───── Record excerpts

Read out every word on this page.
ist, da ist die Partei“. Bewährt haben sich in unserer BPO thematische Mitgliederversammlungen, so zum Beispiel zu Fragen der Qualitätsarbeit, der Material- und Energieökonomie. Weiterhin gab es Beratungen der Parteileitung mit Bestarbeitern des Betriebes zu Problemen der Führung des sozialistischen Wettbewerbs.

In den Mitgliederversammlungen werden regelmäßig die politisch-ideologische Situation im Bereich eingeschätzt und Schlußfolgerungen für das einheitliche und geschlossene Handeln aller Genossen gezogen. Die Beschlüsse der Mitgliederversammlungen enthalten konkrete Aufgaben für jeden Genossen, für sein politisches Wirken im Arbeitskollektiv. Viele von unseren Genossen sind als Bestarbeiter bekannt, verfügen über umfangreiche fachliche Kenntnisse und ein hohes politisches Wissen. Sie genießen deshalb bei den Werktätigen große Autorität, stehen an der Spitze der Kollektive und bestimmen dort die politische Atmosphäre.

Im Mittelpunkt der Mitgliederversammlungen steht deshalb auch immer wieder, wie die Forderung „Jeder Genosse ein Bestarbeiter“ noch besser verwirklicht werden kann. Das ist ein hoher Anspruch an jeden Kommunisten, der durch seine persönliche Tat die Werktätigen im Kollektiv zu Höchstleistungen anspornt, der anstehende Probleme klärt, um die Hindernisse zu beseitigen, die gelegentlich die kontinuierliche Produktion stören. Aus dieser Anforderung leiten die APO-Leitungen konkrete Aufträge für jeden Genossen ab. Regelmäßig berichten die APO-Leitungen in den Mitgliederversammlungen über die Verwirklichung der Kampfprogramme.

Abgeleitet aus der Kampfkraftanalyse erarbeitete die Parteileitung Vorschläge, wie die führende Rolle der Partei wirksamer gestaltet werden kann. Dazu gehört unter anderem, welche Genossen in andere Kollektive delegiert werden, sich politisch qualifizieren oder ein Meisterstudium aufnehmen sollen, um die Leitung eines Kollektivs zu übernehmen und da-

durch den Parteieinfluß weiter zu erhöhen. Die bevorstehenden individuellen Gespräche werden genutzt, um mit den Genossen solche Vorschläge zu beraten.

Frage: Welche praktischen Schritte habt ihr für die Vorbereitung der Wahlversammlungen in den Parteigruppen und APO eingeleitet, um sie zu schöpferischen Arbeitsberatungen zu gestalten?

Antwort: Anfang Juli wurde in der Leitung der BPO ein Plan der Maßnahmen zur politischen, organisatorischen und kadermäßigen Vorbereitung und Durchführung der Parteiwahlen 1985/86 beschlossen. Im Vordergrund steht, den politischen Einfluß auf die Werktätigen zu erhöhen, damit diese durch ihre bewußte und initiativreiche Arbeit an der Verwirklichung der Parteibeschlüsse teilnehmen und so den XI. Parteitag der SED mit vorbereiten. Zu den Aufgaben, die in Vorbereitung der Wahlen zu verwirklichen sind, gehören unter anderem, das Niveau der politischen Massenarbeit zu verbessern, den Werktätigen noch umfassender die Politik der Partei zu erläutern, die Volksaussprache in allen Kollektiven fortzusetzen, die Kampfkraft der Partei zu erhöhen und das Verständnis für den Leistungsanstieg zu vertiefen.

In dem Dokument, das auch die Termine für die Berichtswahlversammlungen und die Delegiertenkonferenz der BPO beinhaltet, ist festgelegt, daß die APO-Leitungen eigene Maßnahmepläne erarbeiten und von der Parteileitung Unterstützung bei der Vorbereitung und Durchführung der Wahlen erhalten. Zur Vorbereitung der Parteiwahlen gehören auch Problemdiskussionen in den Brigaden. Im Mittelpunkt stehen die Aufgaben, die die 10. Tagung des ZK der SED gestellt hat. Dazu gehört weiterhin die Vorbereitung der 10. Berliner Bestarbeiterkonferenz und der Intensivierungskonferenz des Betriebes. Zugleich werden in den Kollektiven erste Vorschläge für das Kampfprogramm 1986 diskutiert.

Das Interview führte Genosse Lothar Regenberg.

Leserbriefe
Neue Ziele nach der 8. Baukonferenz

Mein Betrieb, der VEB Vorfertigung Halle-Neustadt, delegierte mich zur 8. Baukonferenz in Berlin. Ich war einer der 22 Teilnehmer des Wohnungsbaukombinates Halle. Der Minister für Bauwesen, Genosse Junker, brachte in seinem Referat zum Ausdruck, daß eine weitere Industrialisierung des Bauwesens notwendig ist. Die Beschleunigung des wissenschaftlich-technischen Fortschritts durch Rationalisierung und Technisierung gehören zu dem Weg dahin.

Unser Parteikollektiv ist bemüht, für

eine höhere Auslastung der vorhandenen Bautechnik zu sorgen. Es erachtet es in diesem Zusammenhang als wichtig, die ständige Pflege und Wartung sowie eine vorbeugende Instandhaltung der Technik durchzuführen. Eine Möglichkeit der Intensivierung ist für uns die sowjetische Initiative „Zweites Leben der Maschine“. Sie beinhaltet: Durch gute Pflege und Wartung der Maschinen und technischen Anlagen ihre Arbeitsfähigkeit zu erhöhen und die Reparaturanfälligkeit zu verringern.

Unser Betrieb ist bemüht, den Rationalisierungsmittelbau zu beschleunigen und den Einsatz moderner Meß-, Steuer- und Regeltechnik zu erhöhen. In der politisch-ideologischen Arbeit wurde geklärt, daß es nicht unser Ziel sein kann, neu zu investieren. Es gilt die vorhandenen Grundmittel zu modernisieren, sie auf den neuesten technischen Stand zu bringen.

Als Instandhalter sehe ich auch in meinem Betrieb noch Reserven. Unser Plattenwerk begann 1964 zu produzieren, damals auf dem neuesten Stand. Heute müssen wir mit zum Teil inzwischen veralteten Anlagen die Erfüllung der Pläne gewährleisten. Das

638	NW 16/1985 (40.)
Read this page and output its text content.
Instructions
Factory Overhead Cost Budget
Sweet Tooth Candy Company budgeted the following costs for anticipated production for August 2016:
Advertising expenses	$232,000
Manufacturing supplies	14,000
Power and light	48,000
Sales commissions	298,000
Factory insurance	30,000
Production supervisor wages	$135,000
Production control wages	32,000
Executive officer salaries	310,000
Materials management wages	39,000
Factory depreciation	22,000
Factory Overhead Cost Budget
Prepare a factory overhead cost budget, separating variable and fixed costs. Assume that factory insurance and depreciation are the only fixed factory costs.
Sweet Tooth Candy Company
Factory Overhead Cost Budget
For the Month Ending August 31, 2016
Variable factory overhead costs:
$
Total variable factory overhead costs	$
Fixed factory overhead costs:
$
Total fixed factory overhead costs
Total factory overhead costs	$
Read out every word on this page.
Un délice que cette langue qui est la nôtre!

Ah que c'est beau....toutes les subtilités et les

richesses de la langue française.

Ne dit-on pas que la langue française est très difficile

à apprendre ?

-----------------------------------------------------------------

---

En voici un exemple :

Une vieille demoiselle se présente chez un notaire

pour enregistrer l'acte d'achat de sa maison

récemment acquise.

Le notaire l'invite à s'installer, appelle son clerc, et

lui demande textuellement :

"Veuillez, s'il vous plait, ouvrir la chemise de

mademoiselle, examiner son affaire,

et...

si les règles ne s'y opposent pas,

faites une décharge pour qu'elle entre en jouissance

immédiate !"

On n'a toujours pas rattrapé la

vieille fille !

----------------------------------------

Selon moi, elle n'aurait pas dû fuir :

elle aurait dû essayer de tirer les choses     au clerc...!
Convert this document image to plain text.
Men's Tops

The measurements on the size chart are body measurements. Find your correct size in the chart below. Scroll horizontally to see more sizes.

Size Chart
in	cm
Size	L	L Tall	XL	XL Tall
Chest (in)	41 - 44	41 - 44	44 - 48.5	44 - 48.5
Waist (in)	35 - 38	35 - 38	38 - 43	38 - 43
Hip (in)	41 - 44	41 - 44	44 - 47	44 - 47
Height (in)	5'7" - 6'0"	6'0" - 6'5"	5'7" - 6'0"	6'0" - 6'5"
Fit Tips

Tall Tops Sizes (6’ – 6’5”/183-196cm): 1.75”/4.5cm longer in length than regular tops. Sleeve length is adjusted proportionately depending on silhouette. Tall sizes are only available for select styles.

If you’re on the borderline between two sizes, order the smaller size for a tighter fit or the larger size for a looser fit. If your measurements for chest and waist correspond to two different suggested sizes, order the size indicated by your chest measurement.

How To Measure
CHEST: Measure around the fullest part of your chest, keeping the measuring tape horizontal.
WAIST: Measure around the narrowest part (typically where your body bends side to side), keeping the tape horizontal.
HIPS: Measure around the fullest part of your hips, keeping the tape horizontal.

──────────

_Aim of the exercise_: From the listing above, copy every line that holds the string "neuesten".

_Exercise response_:
Unser Betrieb ist bemüht, den Rationalisierungsmittelbau zu beschleunigen und den Einsatz moderner Meß-, Steuer- und Regeltechnik zu erhöhen. In der politisch-ideologischen Arbeit wurde geklärt, daß es nicht unser Ziel sein kann, neu zu investieren. Es gilt die vorhandenen Grundmittel zu modernisieren, sie auf den neuesten technischen Stand zu bringen.
Als Instandhalter sehe ich auch in meinem Betrieb noch Reserven. Unser Plattenwerk begann 1964 zu produzieren, damals auf dem neuesten Stand. Heute müssen wir mit zum Teil inzwischen veralteten Anlagen die Erfüllung der Pläne gewährleisten. Das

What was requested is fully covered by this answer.